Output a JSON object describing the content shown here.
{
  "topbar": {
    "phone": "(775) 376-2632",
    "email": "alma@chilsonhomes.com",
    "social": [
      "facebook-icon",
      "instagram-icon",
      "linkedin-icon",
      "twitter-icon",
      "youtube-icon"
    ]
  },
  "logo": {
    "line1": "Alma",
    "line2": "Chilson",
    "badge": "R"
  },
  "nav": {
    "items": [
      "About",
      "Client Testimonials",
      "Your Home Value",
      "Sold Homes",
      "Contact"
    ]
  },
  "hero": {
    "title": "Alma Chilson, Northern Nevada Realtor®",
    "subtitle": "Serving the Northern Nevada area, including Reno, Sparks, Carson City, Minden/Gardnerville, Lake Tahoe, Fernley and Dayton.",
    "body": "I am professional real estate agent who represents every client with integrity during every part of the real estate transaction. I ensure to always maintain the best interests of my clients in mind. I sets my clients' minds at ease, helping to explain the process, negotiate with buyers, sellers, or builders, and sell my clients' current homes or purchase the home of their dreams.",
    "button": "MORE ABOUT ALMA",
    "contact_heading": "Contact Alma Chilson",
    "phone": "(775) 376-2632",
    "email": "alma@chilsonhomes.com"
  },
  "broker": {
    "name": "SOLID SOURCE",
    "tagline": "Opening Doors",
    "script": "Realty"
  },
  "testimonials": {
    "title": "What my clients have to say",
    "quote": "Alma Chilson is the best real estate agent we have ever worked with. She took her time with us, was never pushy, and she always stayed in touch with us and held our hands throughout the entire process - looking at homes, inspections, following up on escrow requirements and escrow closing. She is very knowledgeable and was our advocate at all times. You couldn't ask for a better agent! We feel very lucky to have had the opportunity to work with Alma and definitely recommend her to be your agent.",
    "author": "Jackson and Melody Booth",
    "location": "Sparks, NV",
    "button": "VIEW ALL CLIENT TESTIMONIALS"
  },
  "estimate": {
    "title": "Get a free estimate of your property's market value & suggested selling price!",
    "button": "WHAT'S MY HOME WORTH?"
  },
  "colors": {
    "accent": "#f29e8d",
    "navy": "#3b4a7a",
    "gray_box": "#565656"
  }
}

+---+

→ **CHALLENGE**:
Your task is to gather all lines from the entries above that hold the word "estimate".

→ **SOLUTION**:
  "estimate": {
    "title": "Get a free estimate of your property's market value & suggested selling price!",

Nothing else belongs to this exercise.